[Stored data entries]
━━━━━━━━━━━━━━━━━━━━
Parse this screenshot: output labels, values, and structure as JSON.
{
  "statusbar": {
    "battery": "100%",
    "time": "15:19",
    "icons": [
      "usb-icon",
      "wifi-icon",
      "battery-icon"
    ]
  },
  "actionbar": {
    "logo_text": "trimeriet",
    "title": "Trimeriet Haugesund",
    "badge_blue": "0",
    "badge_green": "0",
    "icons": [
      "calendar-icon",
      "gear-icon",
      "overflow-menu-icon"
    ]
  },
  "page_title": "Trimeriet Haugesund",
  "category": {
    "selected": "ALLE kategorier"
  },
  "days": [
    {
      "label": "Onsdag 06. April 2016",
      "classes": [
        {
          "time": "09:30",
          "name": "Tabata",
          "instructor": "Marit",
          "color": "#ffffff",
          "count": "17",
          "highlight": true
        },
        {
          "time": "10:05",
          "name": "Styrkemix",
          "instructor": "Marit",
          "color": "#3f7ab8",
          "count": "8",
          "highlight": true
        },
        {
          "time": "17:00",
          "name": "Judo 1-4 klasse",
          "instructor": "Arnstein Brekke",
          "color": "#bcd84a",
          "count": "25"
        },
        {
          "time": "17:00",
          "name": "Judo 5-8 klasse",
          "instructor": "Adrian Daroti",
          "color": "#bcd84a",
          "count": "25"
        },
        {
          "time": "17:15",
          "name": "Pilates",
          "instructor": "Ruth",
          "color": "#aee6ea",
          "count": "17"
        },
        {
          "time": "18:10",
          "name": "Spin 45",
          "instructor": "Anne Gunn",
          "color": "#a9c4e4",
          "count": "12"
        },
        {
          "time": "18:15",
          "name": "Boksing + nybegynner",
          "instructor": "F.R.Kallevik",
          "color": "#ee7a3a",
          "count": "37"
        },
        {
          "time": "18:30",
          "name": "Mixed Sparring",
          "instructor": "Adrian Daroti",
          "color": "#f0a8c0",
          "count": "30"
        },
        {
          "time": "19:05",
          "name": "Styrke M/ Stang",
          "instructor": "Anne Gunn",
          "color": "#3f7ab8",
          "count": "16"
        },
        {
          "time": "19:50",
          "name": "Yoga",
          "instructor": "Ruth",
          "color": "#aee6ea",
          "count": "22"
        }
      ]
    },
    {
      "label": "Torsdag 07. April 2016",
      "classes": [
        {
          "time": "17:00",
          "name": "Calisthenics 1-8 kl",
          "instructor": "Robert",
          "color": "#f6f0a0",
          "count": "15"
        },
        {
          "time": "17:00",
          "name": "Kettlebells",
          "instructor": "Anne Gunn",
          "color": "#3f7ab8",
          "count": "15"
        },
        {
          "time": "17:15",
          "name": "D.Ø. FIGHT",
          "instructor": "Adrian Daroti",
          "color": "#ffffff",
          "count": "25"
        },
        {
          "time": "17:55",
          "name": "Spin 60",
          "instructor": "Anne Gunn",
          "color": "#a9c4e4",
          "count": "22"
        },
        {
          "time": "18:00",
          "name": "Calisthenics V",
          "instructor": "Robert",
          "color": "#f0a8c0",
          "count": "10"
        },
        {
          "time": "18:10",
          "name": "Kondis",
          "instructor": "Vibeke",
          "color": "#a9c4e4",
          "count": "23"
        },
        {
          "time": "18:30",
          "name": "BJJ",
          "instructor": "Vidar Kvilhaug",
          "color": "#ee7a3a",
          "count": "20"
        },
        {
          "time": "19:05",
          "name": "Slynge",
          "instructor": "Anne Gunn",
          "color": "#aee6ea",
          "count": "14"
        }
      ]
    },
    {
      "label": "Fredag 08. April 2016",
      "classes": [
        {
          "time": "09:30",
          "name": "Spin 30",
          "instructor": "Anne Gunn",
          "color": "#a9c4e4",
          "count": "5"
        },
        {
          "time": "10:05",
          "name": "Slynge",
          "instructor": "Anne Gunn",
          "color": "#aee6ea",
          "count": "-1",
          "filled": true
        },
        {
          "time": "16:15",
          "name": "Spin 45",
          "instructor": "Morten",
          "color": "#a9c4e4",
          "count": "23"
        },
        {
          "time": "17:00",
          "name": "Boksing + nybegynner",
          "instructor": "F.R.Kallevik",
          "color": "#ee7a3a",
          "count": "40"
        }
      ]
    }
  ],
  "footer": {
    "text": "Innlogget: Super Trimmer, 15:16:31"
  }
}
━━━━━━━━━━━━━━━━━━━━
=== What you should do ===
Can you restate every record above word for word?

=== Expected output ===
Parse this screenshot: output labels, values, and structure as JSON.
{
  "statusbar": {
    "battery": "100%",
    "time": "15:19",
    "icons": [
      "usb-icon",
      "wifi-icon",
      "battery-icon"
    ]
  },
  "actionbar": {
    "logo_text": "trimeriet",
    "title": "Trimeriet Haugesund",
    "badge_blue": "0",
    "badge_green": "0",
    "icons": [
      "calendar-icon",
      "gear-icon",
      "overflow-menu-icon"
    ]
  },
  "page_title": "Trimeriet Haugesund",
  "category": {
    "selected": "ALLE kategorier"
  },
  "days": [
    {
      "label": "Onsdag 06. April 2016",
      "classes": [
        {
          "time": "09:30",
          "name": "Tabata",
          "instructor": "Marit",
          "color": "#ffffff",
          "count": "17",
          "highlight": true
        },
        {
          "time": "10:05",
          "name": "Styrkemix",
          "instructor": "Marit",
          "color": "#3f7ab8",
          "count": "8",
          "highlight": true
        },
        {
          "time": "17:00",
          "name": "Judo 1-4 klasse",
          "instructor": "Arnstein Brekke",
          "color": "#bcd84a",
          "count": "25"
        },
        {
          "time": "17:00",
          "name": "Judo 5-8 klasse",
          "instructor": "Adrian Daroti",
          "color": "#bcd84a",
          "count": "25"
        },
        {
          "time": "17:15",
          "name": "Pilates",
          "instructor": "Ruth",
          "color": "#aee6ea",
          "count": "17"
        },
        {
          "time": "18:10",
          "name": "Spin 45",
          "instructor": "Anne Gunn",
          "color": "#a9c4e4",
          "count": "12"
        },
        {
          "time": "18:15",
          "name": "Boksing + nybegynner",
          "instructor": "F.R.Kallevik",
          "color": "#ee7a3a",
          "count": "37"
        },
        {
          "time": "18:30",
          "name": "Mixed Sparring",
          "instructor": "Adrian Daroti",
          "color": "#f0a8c0",
          "count": "30"
        },
        {
          "time": "19:05",
          "name": "Styrke M/ Stang",
          "instructor": "Anne Gunn",
          "color": "#3f7ab8",
          "count": "16"
        },
        {
          "time": "19:50",
          "name": "Yoga",
          "instructor": "Ruth",
          "color": "#aee6ea",
          "count": "22"
        }
      ]
    },
    {
      "label": "Torsdag 07. April 2016",
      "classes": [
        {
          "time": "17:00",
          "name": "Calisthenics 1-8 kl",
          "instructor": "Robert",
          "color": "#f6f0a0",
          "count": "15"
        },
        {
          "time": "17:00",
          "name": "Kettlebells",
          "instructor": "Anne Gunn",
          "color": "#3f7ab8",
          "count": "15"
        },
        {
          "time": "17:15",
          "name": "D.Ø. FIGHT",
          "instructor": "Adrian Daroti",
          "color": "#ffffff",
          "count": "25"
        },
        {
          "time": "17:55",
          "name": "Spin 60",
          "instructor": "Anne Gunn",
          "color": "#a9c4e4",
          "count": "22"
        },
        {
          "time": "18:00",
          "name": "Calisthenics V",
          "instructor": "Robert",
          "color": "#f0a8c0",
          "count": "10"
        },
        {
          "time": "18:10",
          "name": "Kondis",
          "instructor": "Vibeke",
          "color": "#a9c4e4",
          "count": "23"
        },
        {
          "time": "18:30",
          "name": "BJJ",
          "instructor": "Vidar Kvilhaug",
          "color": "#ee7a3a",
          "count": "20"
        },
        {
          "time": "19:05",
          "name": "Slynge",
          "instructor": "Anne Gunn",
          "color": "#aee6ea",
          "count": "14"
        }
      ]
    },
    {
      "label": "Fredag 08. April 2016",
      "classes": [
        {
          "time": "09:30",
          "name": "Spin 30",
          "instructor": "Anne Gunn",
          "color": "#a9c4e4",
          "count": "5"
        },
        {
          "time": "10:05",
          "name": "Slynge",
          "instructor": "Anne Gunn",
          "color": "#aee6ea",
          "count": "-1",
          "filled": true
        },
        {
          "time": "16:15",
          "name": "Spin 45",
          "instructor": "Morten",
          "color": "#a9c4e4",
          "count": "23"
        },
        {
          "time": "17:00",
          "name": "Boksing + nybegynner",
          "instructor": "F.R.Kallevik",
          "color": "#ee7a3a",
          "count": "40"
        }
      ]
    }
  ],
  "footer": {
    "text": "Innlogget: Super Trimmer, 15:16:31"
  }
}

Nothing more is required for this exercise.